Exercise goal: Give back every line exactly as it appears, pictures excluded.

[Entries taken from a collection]
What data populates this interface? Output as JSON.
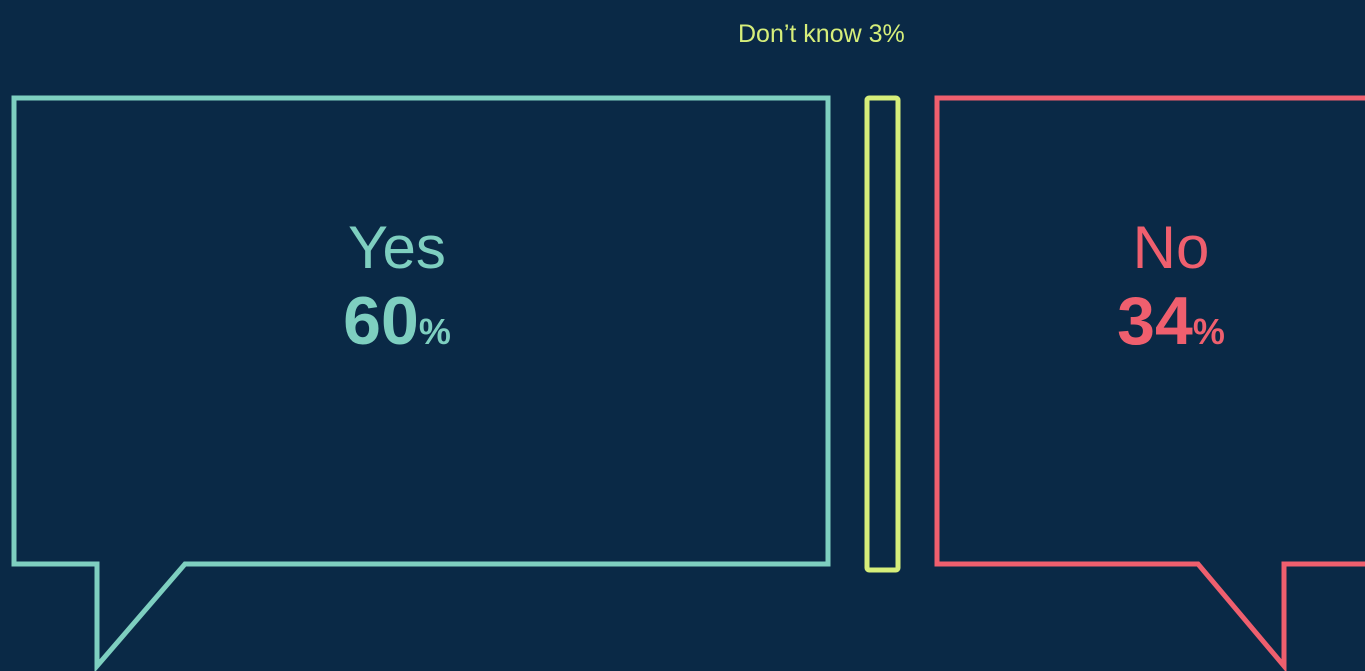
{
  "chart_data": {
    "type": "bar",
    "title": "",
    "xlabel": "",
    "ylabel": "",
    "ylim": [
      0,
      100
    ],
    "categories": [
      "Yes",
      "Don’t know",
      "No"
    ],
    "values": [
      60,
      3,
      34
    ],
    "unit": "%",
    "value_display": {
      "yes": "60",
      "no": "34",
      "dont_know": "Don’t know 3%"
    },
    "colors": {
      "background": "#0a2946",
      "yes": "#7ecfc0",
      "no": "#ef5f6e",
      "dont_know": "#d6ee7a"
    }
  }
}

Output for this exercise:
What data populates this interface? Output as JSON.
{
  "chart_data": {
    "type": "bar",
    "title": "",
    "xlabel": "",
    "ylabel": "",
    "ylim": [
      0,
      100
    ],
    "categories": [
      "Yes",
      "Don’t know",
      "No"
    ],
    "values": [
      60,
      3,
      34
    ],
    "unit": "%",
    "value_display": {
      "yes": "60",
      "no": "34",
      "dont_know": "Don’t know 3%"
    },
    "colors": {
      "background": "#0a2946",
      "yes": "#7ecfc0",
      "no": "#ef5f6e",
      "dont_know": "#d6ee7a"
    }
  }
}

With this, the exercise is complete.